### Task to carry out
Of all the lines here, how many include the string "content"? Answer with the number only.
## BEGIN Task inputs
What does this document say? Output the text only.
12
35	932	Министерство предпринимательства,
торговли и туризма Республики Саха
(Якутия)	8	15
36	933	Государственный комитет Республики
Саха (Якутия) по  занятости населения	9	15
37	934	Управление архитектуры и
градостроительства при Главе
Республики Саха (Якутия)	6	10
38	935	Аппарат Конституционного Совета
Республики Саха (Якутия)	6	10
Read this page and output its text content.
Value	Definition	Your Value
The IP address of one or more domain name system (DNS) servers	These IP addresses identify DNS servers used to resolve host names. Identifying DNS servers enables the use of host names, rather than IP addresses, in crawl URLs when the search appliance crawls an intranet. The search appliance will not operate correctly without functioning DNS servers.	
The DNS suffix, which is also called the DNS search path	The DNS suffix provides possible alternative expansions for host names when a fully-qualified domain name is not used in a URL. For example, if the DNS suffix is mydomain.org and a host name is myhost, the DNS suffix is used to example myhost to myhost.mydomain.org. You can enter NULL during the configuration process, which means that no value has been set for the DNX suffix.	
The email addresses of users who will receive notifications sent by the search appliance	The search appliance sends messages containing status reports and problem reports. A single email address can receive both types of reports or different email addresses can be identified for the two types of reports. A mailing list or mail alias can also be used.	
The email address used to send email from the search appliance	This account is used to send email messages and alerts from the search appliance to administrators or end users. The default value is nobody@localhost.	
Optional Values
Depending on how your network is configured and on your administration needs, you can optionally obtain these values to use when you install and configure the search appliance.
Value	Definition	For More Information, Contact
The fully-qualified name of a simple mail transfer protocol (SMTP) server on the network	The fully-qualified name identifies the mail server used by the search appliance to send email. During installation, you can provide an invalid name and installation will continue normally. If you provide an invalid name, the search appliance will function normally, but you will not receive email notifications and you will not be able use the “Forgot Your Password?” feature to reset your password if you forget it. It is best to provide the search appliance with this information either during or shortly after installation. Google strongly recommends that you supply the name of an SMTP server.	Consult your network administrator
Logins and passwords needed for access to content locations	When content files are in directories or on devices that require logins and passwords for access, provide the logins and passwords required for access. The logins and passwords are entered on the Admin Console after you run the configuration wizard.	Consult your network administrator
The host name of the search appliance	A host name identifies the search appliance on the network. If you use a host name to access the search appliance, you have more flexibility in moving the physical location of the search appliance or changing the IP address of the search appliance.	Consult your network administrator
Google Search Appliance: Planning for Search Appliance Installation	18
## END Task inputs
### Output of the task
2